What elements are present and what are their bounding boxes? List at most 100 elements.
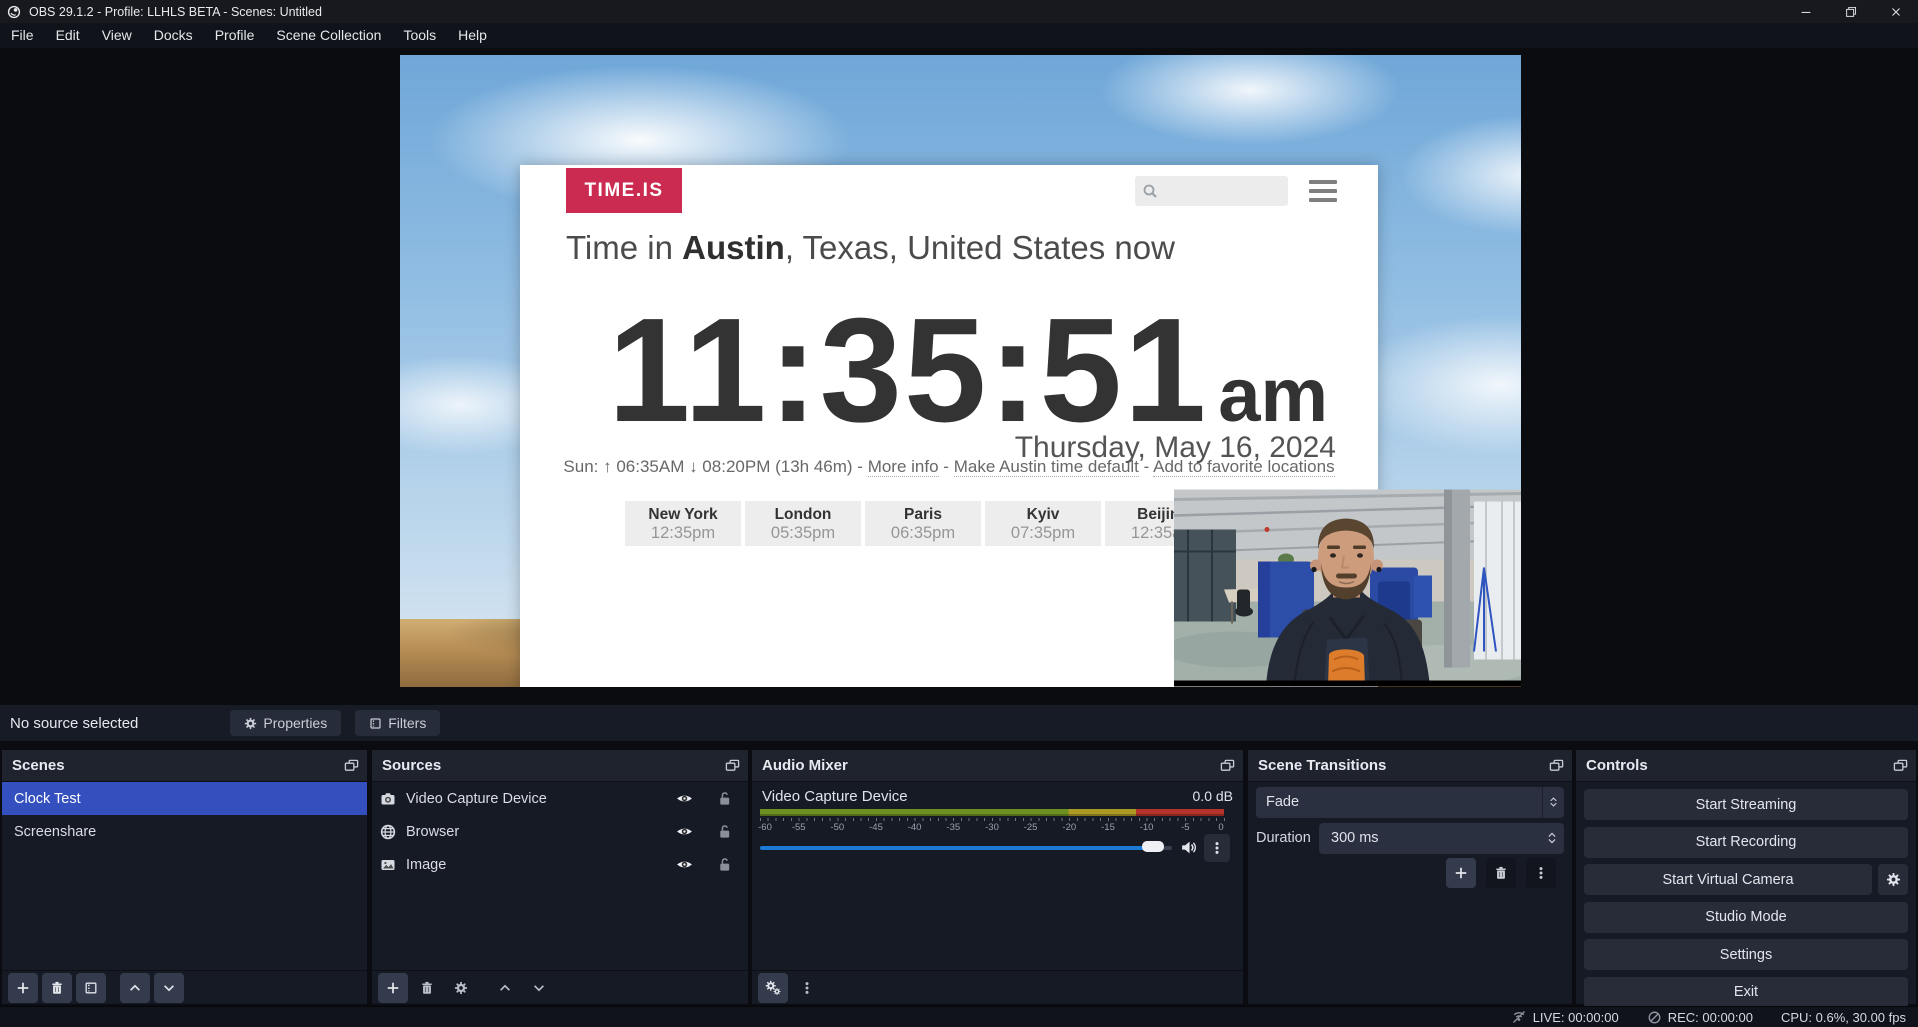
popout-icon[interactable] [1220, 758, 1235, 773]
obs-window: OBS 29.1.2 - Profile: LLHLS BETA - Scene… [0, 0, 1918, 1027]
source-item-browser[interactable]: Browser [372, 815, 748, 848]
meter-tick-label: -35 [946, 822, 960, 833]
menu-edit[interactable]: Edit [45, 23, 91, 48]
transition-buttons [1446, 858, 1556, 888]
move-scene-up-button[interactable] [120, 973, 150, 1003]
dock-area: Scenes Clock Test Screenshare Sources [0, 741, 1918, 1006]
duration-spinner[interactable]: 300 ms [1319, 823, 1564, 854]
exit-button[interactable]: Exit [1584, 977, 1908, 1008]
visibility-eye-icon[interactable] [676, 856, 693, 873]
menu-docks[interactable]: Docks [143, 23, 204, 48]
remove-scene-button[interactable] [42, 973, 72, 1003]
image-icon [380, 857, 396, 873]
advanced-audio-button[interactable] [758, 973, 788, 1003]
source-item-image[interactable]: Image [372, 848, 748, 881]
menu-view[interactable]: View [91, 23, 143, 48]
properties-button[interactable]: Properties [230, 710, 341, 736]
visibility-eye-icon[interactable] [676, 823, 693, 840]
status-bar: LIVE: 00:00:00 REC: 00:00:00 CPU: 0.6%, … [0, 1006, 1918, 1027]
source-properties-button[interactable] [446, 973, 476, 1003]
scenes-panel: Scenes Clock Test Screenshare [2, 750, 367, 1004]
transition-properties-button[interactable] [1526, 858, 1556, 888]
sources-toolbar [372, 970, 748, 1004]
volume-slider-fill [760, 846, 1152, 850]
menu-bar: File Edit View Docks Profile Scene Colle… [0, 23, 1918, 48]
meter-tick-label: -15 [1101, 822, 1115, 833]
city-kyiv: Kyiv07:35pm [985, 501, 1101, 546]
start-streaming-button[interactable]: Start Streaming [1584, 789, 1908, 820]
minimize-button[interactable] [1783, 0, 1828, 23]
make-default-link: Make Austin time default [954, 457, 1139, 477]
menu-profile[interactable]: Profile [204, 23, 266, 48]
meter-tick-label: -60 [758, 822, 772, 833]
meter-tick-label: -5 [1181, 822, 1189, 833]
close-button[interactable] [1873, 0, 1918, 23]
rec-timer: REC: 00:00:00 [1668, 1010, 1753, 1025]
filter-icon [369, 717, 382, 730]
channel-menu-button[interactable] [1204, 834, 1230, 862]
restore-button[interactable] [1828, 0, 1873, 23]
move-source-down-button[interactable] [524, 973, 554, 1003]
gear-icon [244, 717, 257, 730]
visibility-eye-icon[interactable] [676, 790, 693, 807]
scene-filters-button[interactable] [76, 973, 106, 1003]
preview-area: TIME.IS Time in Austin, Texas, United St… [0, 48, 1918, 705]
move-source-up-button[interactable] [490, 973, 520, 1003]
add-favorite-link: Add to favorite locations [1153, 457, 1334, 477]
volume-meter [760, 809, 1224, 816]
spinner-arrows[interactable] [1547, 823, 1557, 854]
volume-slider-handle[interactable] [1142, 841, 1164, 852]
camera-icon [380, 791, 396, 807]
meter-tick-label: -10 [1140, 822, 1154, 833]
scenes-header: Scenes [2, 750, 367, 782]
cpu-fps-stats: CPU: 0.6%, 30.00 fps [1781, 1010, 1906, 1025]
menu-scene-collection[interactable]: Scene Collection [265, 23, 392, 48]
menu-tools[interactable]: Tools [392, 23, 447, 48]
source-item-video-capture[interactable]: Video Capture Device [372, 782, 748, 815]
meter-tick-label: -25 [1024, 822, 1038, 833]
popout-icon[interactable] [344, 758, 359, 773]
add-transition-button[interactable] [1446, 858, 1476, 888]
menu-help[interactable]: Help [447, 23, 498, 48]
scene-item-clock-test[interactable]: Clock Test [2, 782, 367, 815]
meter-tick-label: -50 [830, 822, 844, 833]
meter-tick-label: -45 [869, 822, 883, 833]
settings-button[interactable]: Settings [1584, 939, 1908, 970]
volume-slider-track[interactable] [760, 846, 1172, 850]
lock-icon[interactable] [717, 791, 732, 806]
window-title: OBS 29.1.2 - Profile: LLHLS BETA - Scene… [29, 5, 322, 19]
scene-transitions-header: Scene Transitions [1248, 750, 1572, 782]
scenes-toolbar [2, 970, 367, 1004]
speaker-icon[interactable] [1180, 839, 1197, 856]
mixer-menu-button[interactable] [792, 973, 822, 1003]
dropdown-caret [1542, 787, 1564, 818]
popout-icon[interactable] [1549, 758, 1564, 773]
move-scene-down-button[interactable] [154, 973, 184, 1003]
hamburger-menu-icon [1309, 180, 1337, 202]
virtual-camera-settings-button[interactable] [1878, 864, 1908, 895]
source-toolbar: No source selected Properties Filters [0, 705, 1918, 741]
timeis-search-box [1135, 176, 1288, 206]
popout-icon[interactable] [1893, 758, 1908, 773]
preview-canvas[interactable]: TIME.IS Time in Austin, Texas, United St… [400, 55, 1521, 687]
remove-transition-button[interactable] [1486, 858, 1516, 888]
webcam-overlay [1174, 489, 1521, 687]
lock-icon[interactable] [717, 857, 732, 872]
lock-icon[interactable] [717, 824, 732, 839]
remove-source-button[interactable] [412, 973, 442, 1003]
meter-tick-label: -20 [1062, 822, 1076, 833]
add-scene-button[interactable] [8, 973, 38, 1003]
globe-icon [380, 824, 396, 840]
scene-item-screenshare[interactable]: Screenshare [2, 815, 367, 848]
mixer-channel-level: 0.0 dB [1193, 788, 1233, 804]
menu-file[interactable]: File [0, 23, 45, 48]
add-source-button[interactable] [378, 973, 408, 1003]
transition-dropdown[interactable]: Fade [1256, 787, 1564, 818]
studio-mode-button[interactable]: Studio Mode [1584, 902, 1908, 933]
start-virtual-camera-button[interactable]: Start Virtual Camera [1584, 864, 1872, 895]
start-recording-button[interactable]: Start Recording [1584, 827, 1908, 858]
scene-transitions-panel: Scene Transitions Fade Duration 300 ms [1248, 750, 1572, 1004]
popout-icon[interactable] [725, 758, 740, 773]
filters-button[interactable]: Filters [355, 710, 440, 736]
mixer-channel-name: Video Capture Device [762, 788, 908, 805]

» **Aim of the task**
Count the lines above that contain the string "virtual", and reply with the number alone.

» **Expected output**
2